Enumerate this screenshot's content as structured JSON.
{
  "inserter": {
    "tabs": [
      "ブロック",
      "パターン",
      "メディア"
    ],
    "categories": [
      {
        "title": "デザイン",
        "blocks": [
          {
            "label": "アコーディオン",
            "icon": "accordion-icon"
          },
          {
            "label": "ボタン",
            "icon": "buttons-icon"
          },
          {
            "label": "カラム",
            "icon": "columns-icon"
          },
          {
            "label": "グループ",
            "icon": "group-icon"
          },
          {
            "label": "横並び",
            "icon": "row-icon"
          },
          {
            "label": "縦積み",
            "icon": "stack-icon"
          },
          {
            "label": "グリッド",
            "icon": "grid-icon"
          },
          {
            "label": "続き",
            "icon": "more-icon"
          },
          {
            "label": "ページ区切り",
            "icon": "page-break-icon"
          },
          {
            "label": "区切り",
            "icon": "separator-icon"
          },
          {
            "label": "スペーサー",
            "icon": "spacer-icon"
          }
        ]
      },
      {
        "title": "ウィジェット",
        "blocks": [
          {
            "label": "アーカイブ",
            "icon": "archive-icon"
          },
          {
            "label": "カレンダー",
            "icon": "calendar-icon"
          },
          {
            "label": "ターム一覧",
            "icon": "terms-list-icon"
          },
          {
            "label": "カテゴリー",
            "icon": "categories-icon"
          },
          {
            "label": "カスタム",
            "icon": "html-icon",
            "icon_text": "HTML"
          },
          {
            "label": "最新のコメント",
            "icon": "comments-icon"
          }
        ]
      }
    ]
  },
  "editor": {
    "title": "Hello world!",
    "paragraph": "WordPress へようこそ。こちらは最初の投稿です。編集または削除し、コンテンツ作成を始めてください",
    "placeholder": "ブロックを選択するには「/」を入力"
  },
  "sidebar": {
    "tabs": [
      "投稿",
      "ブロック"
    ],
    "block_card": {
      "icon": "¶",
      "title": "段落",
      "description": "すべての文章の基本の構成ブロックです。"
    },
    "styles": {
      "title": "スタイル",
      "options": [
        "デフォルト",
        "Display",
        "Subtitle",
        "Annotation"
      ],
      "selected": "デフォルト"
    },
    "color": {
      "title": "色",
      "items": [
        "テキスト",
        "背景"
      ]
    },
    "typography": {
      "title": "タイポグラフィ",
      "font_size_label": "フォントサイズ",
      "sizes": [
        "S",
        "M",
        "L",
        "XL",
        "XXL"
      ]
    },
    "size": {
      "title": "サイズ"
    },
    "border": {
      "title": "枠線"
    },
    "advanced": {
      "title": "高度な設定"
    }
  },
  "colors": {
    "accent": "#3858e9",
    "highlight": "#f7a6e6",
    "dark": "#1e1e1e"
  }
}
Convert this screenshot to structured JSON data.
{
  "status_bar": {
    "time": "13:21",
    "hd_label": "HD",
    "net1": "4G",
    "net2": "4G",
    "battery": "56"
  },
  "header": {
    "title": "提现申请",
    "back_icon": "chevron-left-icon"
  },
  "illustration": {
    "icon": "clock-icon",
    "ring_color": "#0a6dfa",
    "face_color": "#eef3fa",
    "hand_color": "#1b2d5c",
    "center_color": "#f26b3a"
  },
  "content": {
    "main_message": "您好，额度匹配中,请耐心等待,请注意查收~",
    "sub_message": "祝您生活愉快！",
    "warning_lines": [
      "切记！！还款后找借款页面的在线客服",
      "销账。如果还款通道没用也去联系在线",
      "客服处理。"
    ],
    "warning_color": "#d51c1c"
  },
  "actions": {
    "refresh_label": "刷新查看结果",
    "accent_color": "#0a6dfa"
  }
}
++++
*DIRECTIONS*.
Pull out every line of the records above that contains the word "this".

*CORRECT OUTPUT*.
Enumerate this screenshot's content as structured JSON.
Convert this screenshot to structured JSON data.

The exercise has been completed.